Your tasks |
1. In the column on the Niger Delta amnesty below, which ex-governor is said to have been convicted on one count?
2. Carry on the column on the Niger Delta amnesty from its last sentence, in the same voice.

======== Quoted text ========

Image removed.“By doubting we come to question, and by questioning, we perceive the truth. (Peter Abelard, 1079-1142)

Four Questions on ... the ‘Amnesty’ for Niger Delta ‘Militants’
Like all right-thinking Nigerians, Perceptor is full of hope at the idea that Nigeria will be able to escape from all its troubles in the Niger Delta with a single bound, especially now that the amnesty that this single bound consists of has moved out of committee and on into practice.


  Still, with the Veep already playing the Blame Game (see below) and some apparent confusion about who is qualified and what they have to do to get it, and whether some people have already got their own amnesty, not to mention whether Mr. President has the powers that he thinks he has at all, you will not be surprised, gentle reader, to learn that Perceptor has a few questions ...
 

1.    Where do the ex-Governors from the Niger Delta fit into all this?
Of course, we know that the Veep is an ex-governor, and one from the Niger Delta, but Perceptor is rather thinking of those who were facing charges before the EFCC until their files got missing or until they got court orders against the EFCC (which the EFCC promptly went to sleep over) restraining it from looking into any crimes they might have committed during the period that they were immune from prosecution.  What Perceptor – seeing as how they have been walking free and roaming in and out of Aso Rock like honourable or distinguished men – what Perceptor wants to know is whether they have been given amnesty for any crimes that they might have committed, or whether the amnesty only applies to those who have used or instigated violence?  Oh!  Perhaps Perceptor should re-phrase that.  Perceptor means, whether the amnesty applies to ordinary stealing or official corruption as well as to any other crimes that might have been committed by ex-governors?  (Not of course, that they have committed such crimes, whatever anybody says about militants being originally armed to ‘fight’ elections.)  And if the amnesty applies to all Niger Delta governors, does Mr. Lucky Igbenedion, who was unfairly convicted on one count out of millions of possible charges, does he get an official PARDON or what?

2.    Since some of the offences being committed in the name of ‘militancy’ in the Niger Delta include state offences like kidnapping and murder, does Mr. President in fact have the power to grant amnesty for everything?  Or are the State Governors on board?

======== Supplied data ========

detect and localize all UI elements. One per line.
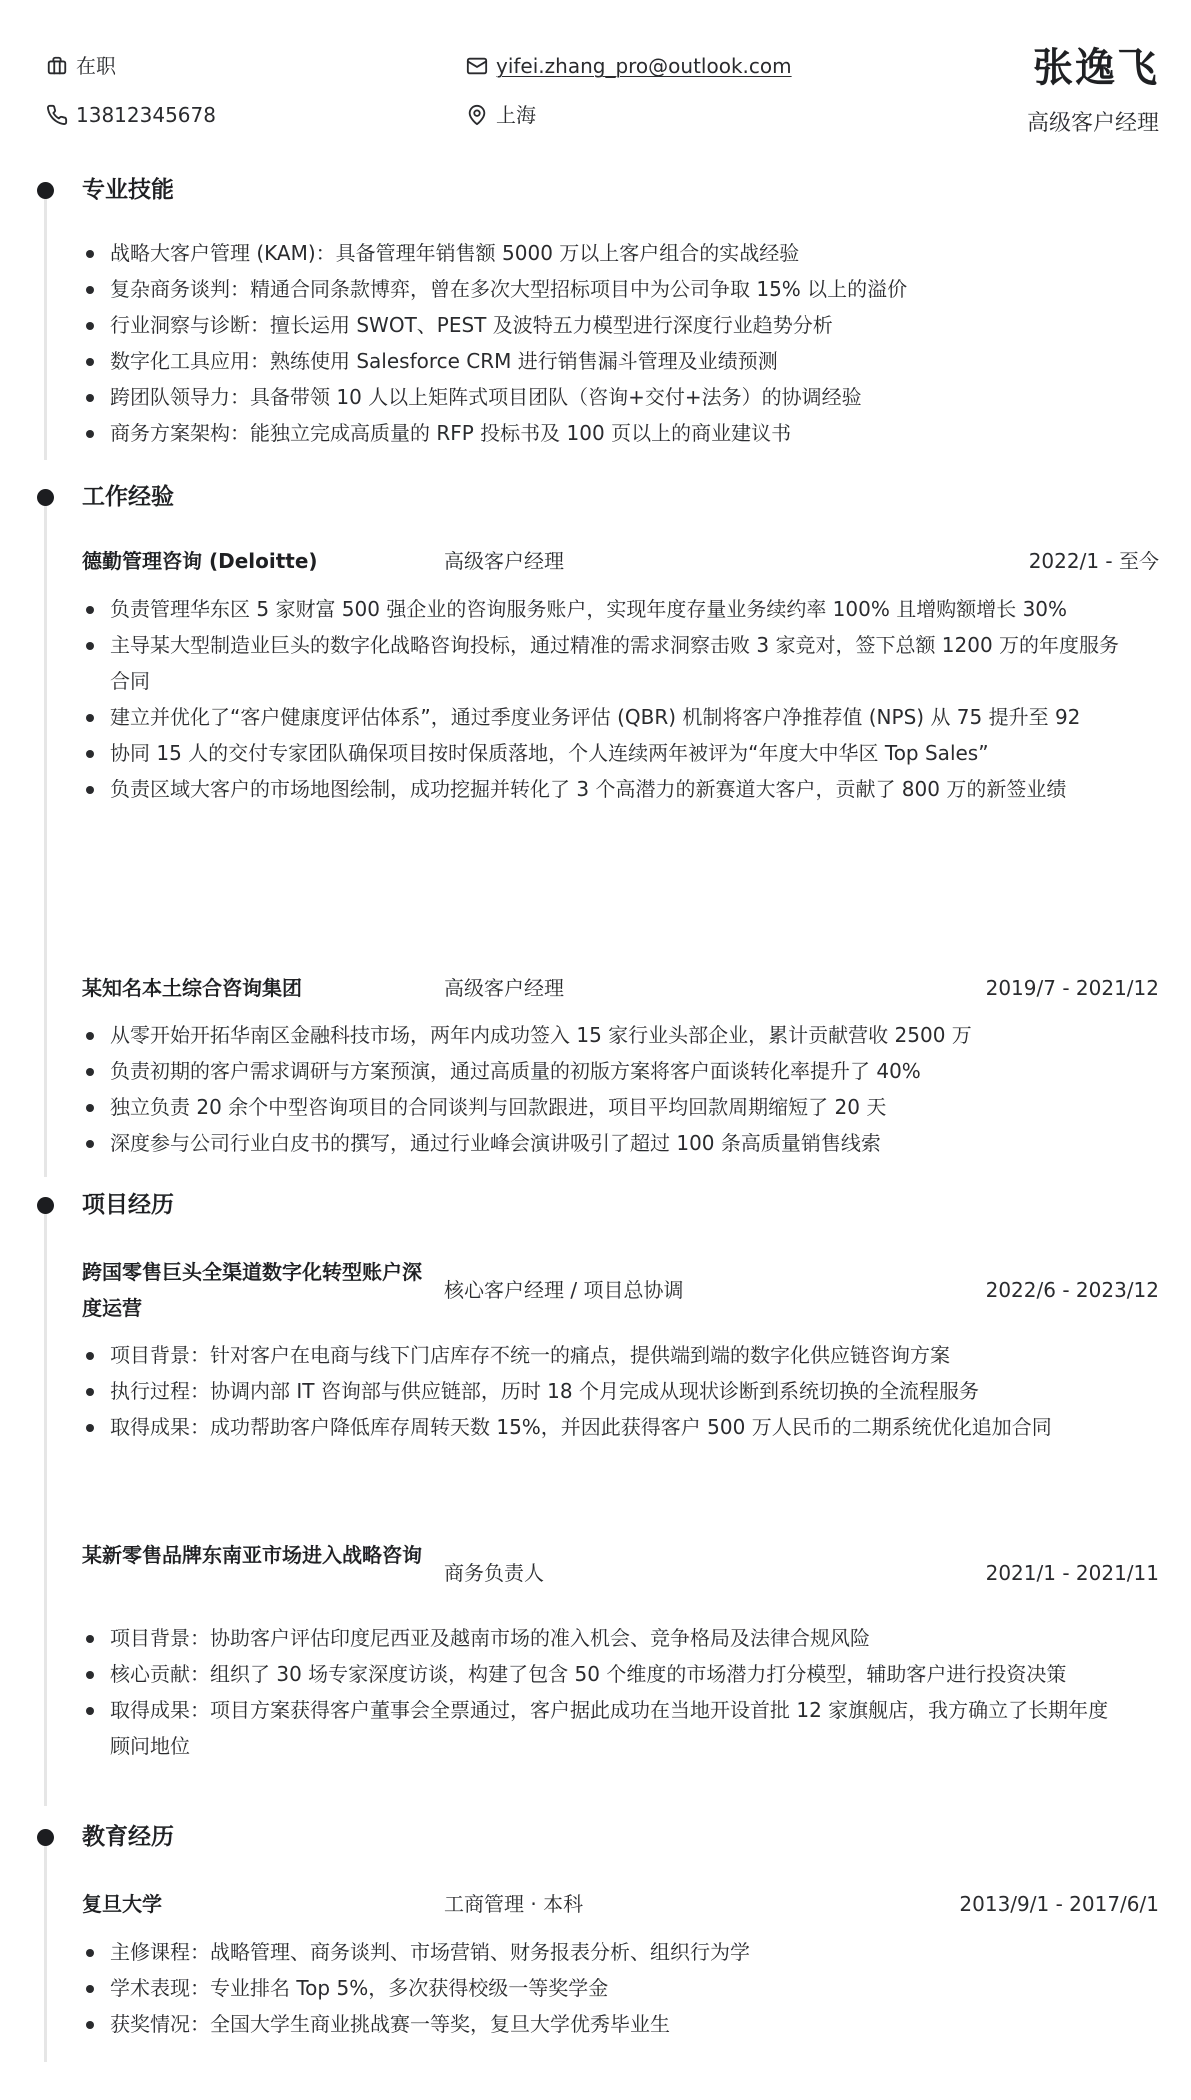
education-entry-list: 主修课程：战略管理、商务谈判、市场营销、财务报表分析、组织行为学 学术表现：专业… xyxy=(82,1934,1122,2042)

========

Answers to the exercise |
1. Mr. Lucky Igbenedion

2.
Mr. President may well have the power to forgive people for things like treason, blowing up pipelines and so on, but since we all agree that a lot of ordinary criminals are hiding under the pretext of militant struggle for people’s rights to make a lot of money from kidnapping and the occasional murder, are we sure that Mr. President has any powers at all in these matters?  OK, assuming that he has got some of the state governors in the Niger Delta to agree to the amnesty, Perceptor wonders whether he has GOT THAT IN WRITING from Rivers State Governor Rotimi Amaechi?  Perceptor only asks because when His Excellency did his own amnesty and one Mr. Chike Ibeku surrendered to the Rivers State Government, he vanished in a way that makes a lot of people think that he was ... extra-judicially executed (that’s murdered in plain language).  So Perceptor wonders whether everybody is on board with this amnesty thing.

Also, Perceptor thinks it is all very well, Mr. President at last taking action on these matters, but does he in fact have the right to be so very generous with other people’s powers?  It is one thing for a released kidnap victim to agree that in the interests of peace, nobody should be brought to book for kidnapping them, but suppose you are one of fourteen murdered soldiers?  Yes, I know that you will be dead, but will your wife, children, parents, brothers and sisters feel quite so happy and sanguine about letting your killers off scot free?

3.    How will Mr. President know that all arms have been surrendered?
Perceptor notices that ‘militants’ are supposed to go to ‘disarmament centres’ and hand in their weapons.  Perceptor just wonders whether if ‘militants’ only bring in what they want to the centres, how will Mr. President and his Joint Task Force know what they’ve got at home?  Or are they going to follow them home?

4.    Where is the Honourable Attorney-General, Michael Aondoakaaa Esq. in all this?
Perceptor was a bit surprised to see Minister of the Interior Major-General Godwin Abbe, saying that he was ‘reaching out’ to Henry Okah over the Amnesty.  Perceptor doesn’t know what ‘reaching out’ means (after all, they are the ones locking the man up in Jos aren’t they?), but Okah is only being tried.  He hasn’t been convicted and even Asari Dokubo knows that you can’t be given a pardon if you haven’t been convicted!  Perceptor is particularly surprised because Perceptor would have thought that the HA-G would be at the front of the ‘reaching out’, brandishing his nolle prosequi to put an end to all the charges against Mr. Okah.  Perceptor was sure that he would have been as speedy and active as he seems to have been in the cases of the state governors.  Perceptor hopes that the HA-G isn’t SULKING?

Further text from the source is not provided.